_Given instruction_
Go through the records and show each line where the word "volledig" occurs.

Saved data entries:

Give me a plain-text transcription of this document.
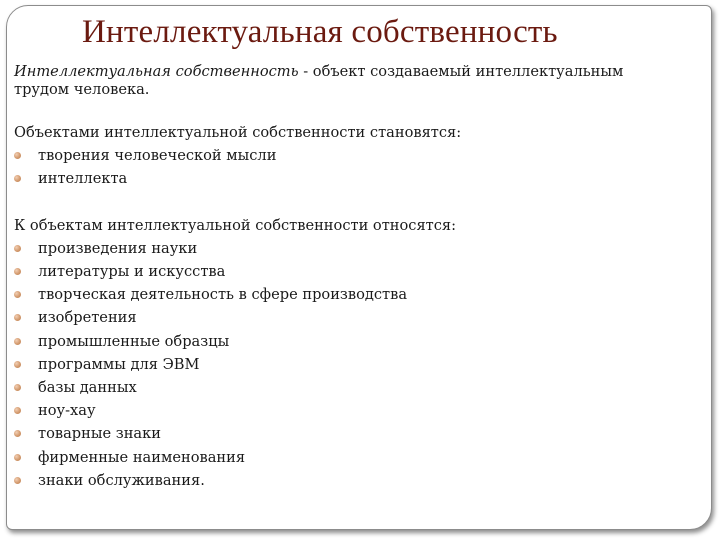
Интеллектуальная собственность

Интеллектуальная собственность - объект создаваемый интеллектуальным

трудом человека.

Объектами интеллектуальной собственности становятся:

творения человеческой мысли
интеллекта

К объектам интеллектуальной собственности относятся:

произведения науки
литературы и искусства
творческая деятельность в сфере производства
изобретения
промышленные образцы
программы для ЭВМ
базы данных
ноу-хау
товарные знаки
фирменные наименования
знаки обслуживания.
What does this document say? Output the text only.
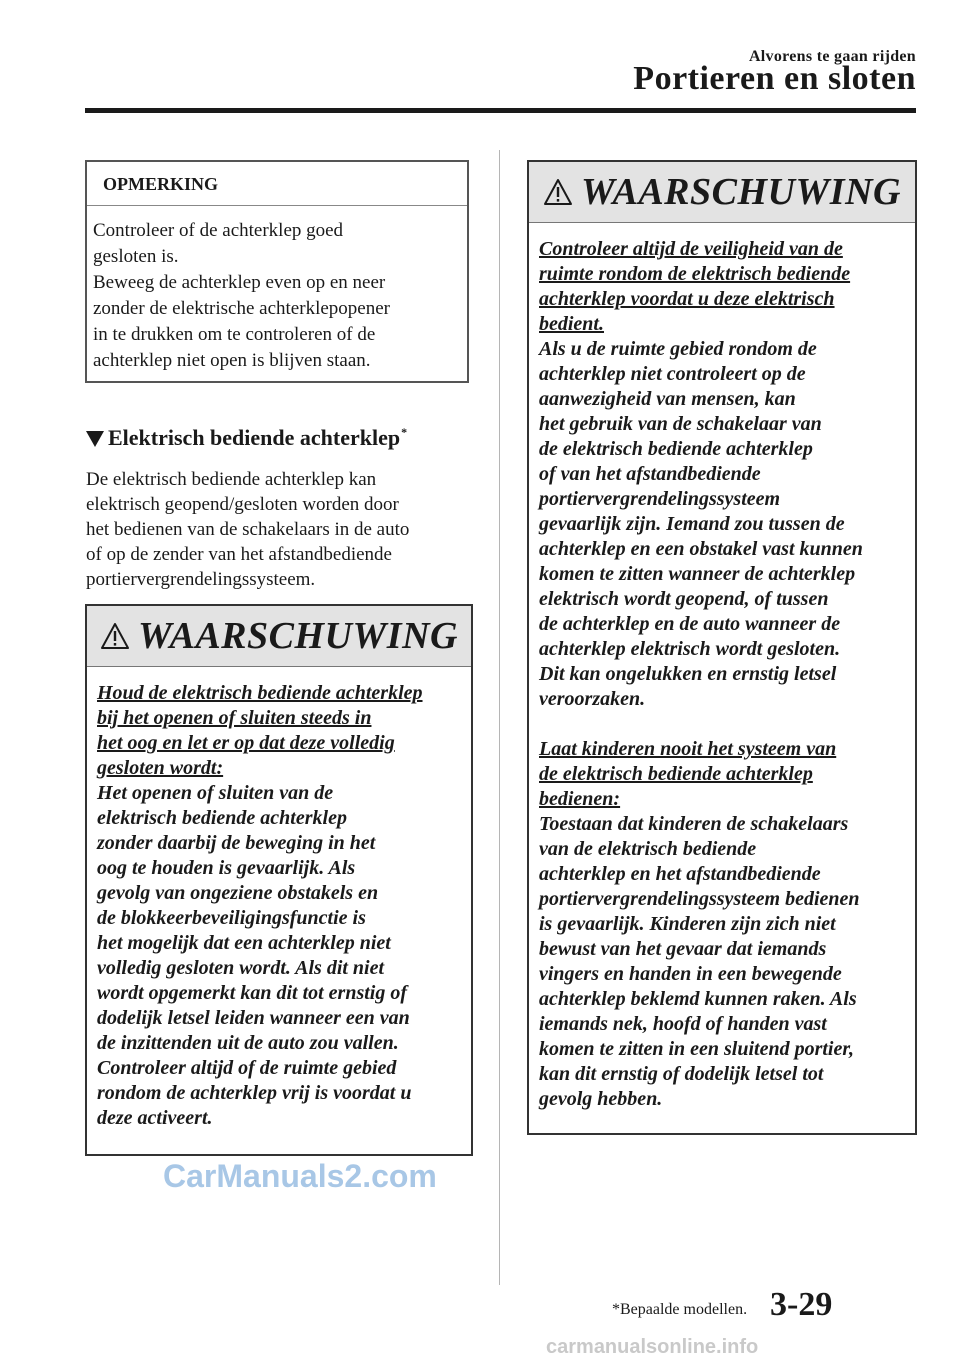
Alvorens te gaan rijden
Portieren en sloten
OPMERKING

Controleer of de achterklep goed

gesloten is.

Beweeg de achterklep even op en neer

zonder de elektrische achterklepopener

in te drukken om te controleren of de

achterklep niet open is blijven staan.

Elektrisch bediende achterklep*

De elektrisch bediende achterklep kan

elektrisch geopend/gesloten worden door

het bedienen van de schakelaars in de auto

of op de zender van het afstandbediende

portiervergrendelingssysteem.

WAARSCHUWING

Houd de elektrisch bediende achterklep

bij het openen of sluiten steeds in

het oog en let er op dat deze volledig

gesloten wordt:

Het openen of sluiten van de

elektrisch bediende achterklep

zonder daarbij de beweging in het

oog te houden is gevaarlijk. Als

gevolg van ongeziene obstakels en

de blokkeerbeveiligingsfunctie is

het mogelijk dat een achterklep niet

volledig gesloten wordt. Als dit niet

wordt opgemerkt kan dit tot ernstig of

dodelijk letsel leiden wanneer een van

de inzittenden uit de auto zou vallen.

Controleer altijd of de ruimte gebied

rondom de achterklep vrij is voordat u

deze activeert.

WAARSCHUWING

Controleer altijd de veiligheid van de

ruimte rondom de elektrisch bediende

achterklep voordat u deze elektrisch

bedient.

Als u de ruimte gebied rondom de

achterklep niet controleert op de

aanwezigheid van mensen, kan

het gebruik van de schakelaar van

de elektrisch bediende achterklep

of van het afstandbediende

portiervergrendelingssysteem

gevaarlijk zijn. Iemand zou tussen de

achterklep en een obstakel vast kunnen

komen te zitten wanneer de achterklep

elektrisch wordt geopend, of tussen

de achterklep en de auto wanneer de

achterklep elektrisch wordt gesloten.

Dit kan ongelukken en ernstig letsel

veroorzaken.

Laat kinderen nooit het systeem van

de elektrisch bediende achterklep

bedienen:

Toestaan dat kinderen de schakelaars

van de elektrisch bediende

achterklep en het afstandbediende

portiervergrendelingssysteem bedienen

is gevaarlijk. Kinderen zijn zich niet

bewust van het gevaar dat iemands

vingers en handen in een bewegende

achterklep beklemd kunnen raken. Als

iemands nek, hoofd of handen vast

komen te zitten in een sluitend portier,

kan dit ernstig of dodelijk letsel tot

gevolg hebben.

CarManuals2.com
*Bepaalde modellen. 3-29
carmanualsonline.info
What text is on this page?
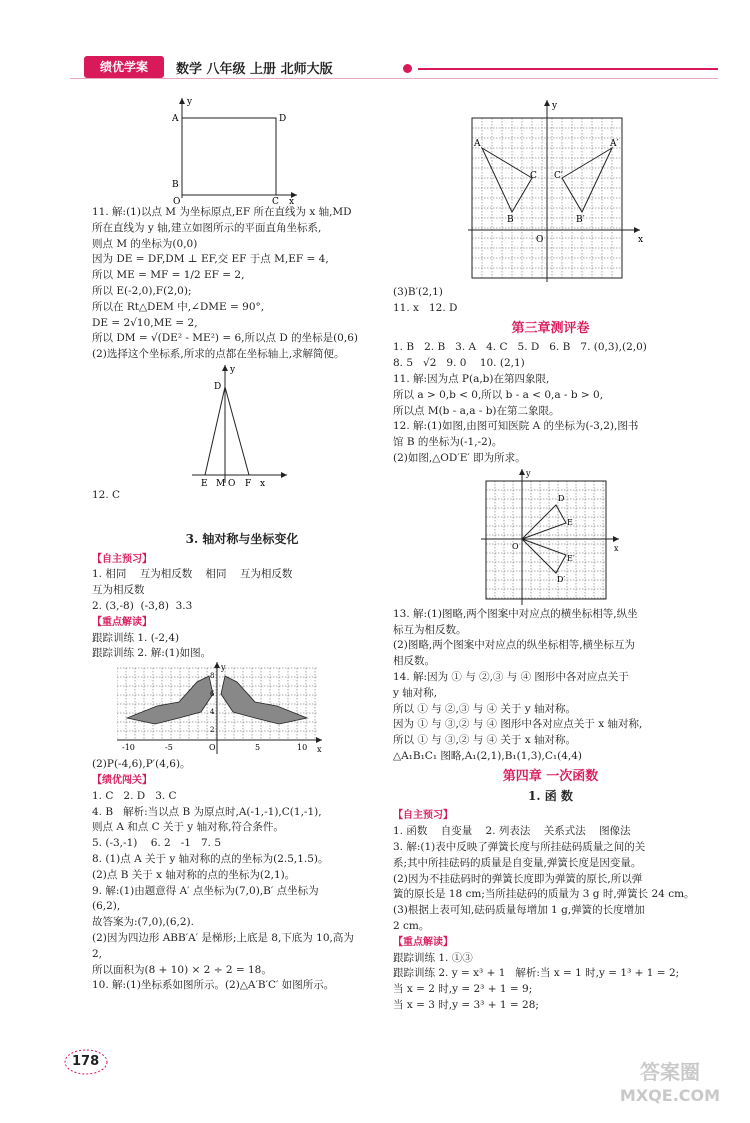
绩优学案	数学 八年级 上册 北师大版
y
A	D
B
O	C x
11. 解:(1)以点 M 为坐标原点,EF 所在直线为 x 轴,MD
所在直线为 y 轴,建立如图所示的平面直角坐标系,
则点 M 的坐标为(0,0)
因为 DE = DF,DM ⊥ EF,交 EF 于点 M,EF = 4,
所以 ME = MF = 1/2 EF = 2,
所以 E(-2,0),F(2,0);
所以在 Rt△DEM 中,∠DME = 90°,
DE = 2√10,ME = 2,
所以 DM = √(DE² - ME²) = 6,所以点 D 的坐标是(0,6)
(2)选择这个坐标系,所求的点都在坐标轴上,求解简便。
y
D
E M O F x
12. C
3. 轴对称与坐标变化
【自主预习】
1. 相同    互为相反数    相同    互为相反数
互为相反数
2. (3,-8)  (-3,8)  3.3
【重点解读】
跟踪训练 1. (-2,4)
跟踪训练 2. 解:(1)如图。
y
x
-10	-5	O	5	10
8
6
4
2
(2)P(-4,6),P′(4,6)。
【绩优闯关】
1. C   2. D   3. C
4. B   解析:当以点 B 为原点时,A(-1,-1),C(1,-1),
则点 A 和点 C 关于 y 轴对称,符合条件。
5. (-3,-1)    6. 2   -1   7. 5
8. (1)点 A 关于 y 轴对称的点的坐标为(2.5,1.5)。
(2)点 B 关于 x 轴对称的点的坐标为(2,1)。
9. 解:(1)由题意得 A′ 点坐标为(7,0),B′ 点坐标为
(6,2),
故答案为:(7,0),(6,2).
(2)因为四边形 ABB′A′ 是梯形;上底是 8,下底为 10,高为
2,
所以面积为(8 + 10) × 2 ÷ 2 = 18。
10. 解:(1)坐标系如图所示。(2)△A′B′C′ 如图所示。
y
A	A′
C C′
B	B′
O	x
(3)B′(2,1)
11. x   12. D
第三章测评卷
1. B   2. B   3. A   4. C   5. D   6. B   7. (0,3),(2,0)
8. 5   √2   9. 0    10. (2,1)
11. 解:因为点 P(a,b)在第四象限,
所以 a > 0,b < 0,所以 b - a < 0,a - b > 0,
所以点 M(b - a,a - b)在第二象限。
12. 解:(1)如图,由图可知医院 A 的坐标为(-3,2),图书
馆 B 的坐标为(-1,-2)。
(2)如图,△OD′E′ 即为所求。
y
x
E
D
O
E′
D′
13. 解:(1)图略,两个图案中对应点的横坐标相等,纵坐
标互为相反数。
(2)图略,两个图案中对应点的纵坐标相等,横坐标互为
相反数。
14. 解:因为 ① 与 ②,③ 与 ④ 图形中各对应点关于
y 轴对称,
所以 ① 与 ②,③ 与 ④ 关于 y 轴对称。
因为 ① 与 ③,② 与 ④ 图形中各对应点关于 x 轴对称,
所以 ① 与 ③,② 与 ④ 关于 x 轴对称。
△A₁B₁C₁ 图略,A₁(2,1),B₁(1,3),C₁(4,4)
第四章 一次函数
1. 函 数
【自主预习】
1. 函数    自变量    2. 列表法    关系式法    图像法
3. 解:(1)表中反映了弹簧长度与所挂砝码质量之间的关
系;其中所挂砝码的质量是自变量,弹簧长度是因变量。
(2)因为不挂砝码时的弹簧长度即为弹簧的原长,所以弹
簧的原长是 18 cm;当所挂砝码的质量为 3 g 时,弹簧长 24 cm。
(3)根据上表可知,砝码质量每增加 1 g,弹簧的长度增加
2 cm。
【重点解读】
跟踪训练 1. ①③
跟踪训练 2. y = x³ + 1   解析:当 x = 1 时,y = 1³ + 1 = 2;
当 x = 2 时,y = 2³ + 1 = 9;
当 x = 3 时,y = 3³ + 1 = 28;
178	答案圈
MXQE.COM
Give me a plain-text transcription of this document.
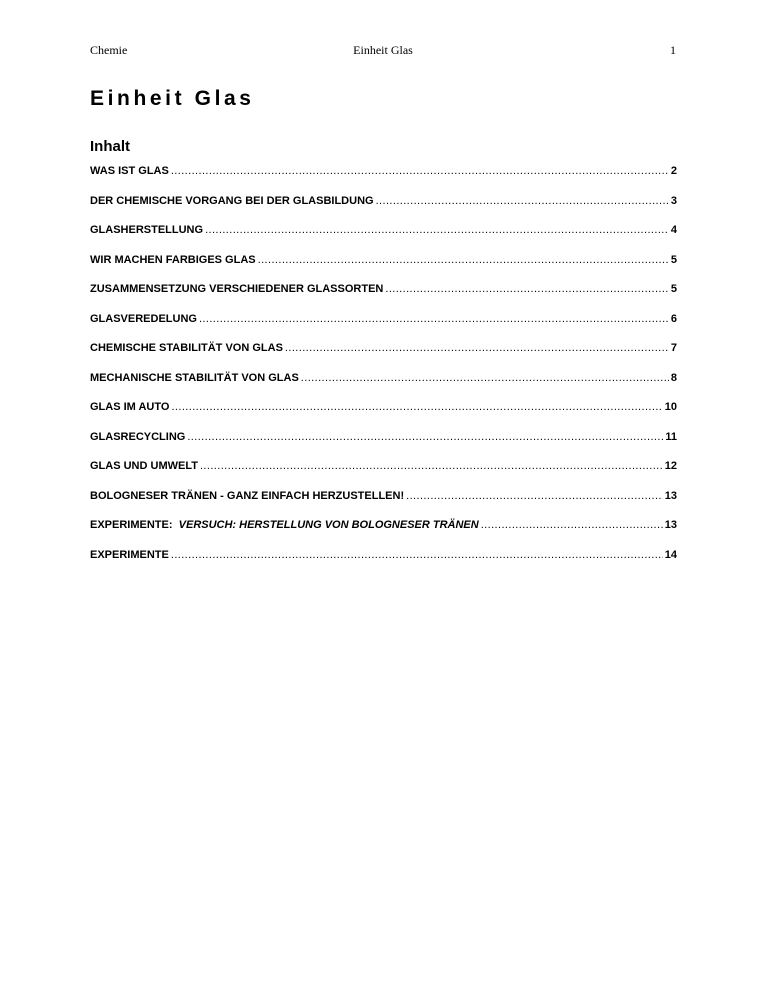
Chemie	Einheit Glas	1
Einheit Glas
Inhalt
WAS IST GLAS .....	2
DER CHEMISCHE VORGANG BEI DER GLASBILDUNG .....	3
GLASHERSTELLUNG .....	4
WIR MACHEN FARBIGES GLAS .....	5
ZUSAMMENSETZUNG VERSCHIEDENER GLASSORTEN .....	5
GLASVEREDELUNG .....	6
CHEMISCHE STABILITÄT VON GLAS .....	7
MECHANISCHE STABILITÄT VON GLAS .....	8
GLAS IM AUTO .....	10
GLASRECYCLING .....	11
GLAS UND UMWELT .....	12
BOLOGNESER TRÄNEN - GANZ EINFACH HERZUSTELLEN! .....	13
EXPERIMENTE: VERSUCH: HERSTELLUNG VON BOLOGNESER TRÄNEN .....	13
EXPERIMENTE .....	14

_Written answer_
het oog en let er op dat deze volledig
volledig gesloten wordt. Als dit niet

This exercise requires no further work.